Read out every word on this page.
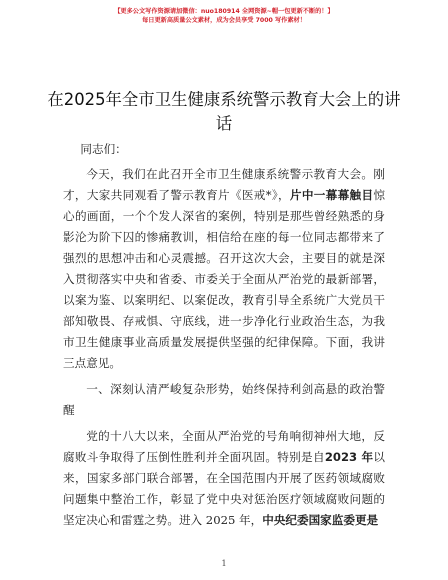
【更多公文写作资源请加微信：nuo180914 全网资源~帽一包更新不断的！】
每日更新高质量公文素材，成为会员享受 7000 写作素材！
在2025年全市卫生健康系统警示教育大会上的讲话

同志们：

今天，我们在此召开全市卫生健康系统警示教育大会。刚才，大家共同观看了警示教育片《医戒*》，片中一幕幕触目惊心的画面，一个个发人深省的案例，特别是那些曾经熟悉的身影沦为阶下囚的惨痛教训，相信给在座的每一位同志都带来了强烈的思想冲击和心灵震撼。召开这次大会，主要目的就是深入贯彻落实中央和省委、市委关于全面从严治党的最新部署，以案为鉴、以案明纪、以案促改，教育引导全系统广大党员干部知敬畏、存戒惧、守底线，进一步净化行业政治生态，为我市卫生健康事业高质量发展提供坚强的纪律保障。下面，我讲三点意见。

一、深刻认清严峻复杂形势，始终保持利剑高悬的政治警醒

党的十八大以来，全面从严治党的号角响彻神州大地，反腐败斗争取得了压倒性胜利并全面巩固。特别是自2023 年以来，国家多部门联合部署，在全国范围内开展了医药领域腐败问题集中整治工作，彰显了党中央对惩治医疗领域腐败问题的坚定决心和雷霆之势。进入 2025 年，中央纪委国家监委更是

1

........

_The exercise_: Your task is to repeat the data above exactly while excluding the pictures.

_Completed task_:
Read out every word on this page.
【更多公文写作资源请加微信：nuo180914 全网资源~帽一包更新不断的！】
每日更新高质量公文素材，成为会员享受 7000 写作素材！
在2025年全市卫生健康系统警示教育大会上的讲话

同志们：

今天，我们在此召开全市卫生健康系统警示教育大会。刚才，大家共同观看了警示教育片《医戒*》，片中一幕幕触目惊心的画面，一个个发人深省的案例，特别是那些曾经熟悉的身影沦为阶下囚的惨痛教训，相信给在座的每一位同志都带来了强烈的思想冲击和心灵震撼。召开这次大会，主要目的就是深入贯彻落实中央和省委、市委关于全面从严治党的最新部署，以案为鉴、以案明纪、以案促改，教育引导全系统广大党员干部知敬畏、存戒惧、守底线，进一步净化行业政治生态，为我市卫生健康事业高质量发展提供坚强的纪律保障。下面，我讲三点意见。

一、深刻认清严峻复杂形势，始终保持利剑高悬的政治警醒

党的十八大以来，全面从严治党的号角响彻神州大地，反腐败斗争取得了压倒性胜利并全面巩固。特别是自2023 年以来，国家多部门联合部署，在全国范围内开展了医药领域腐败问题集中整治工作，彰显了党中央对惩治医疗领域腐败问题的坚定决心和雷霆之势。进入 2025 年，中央纪委国家监委更是

1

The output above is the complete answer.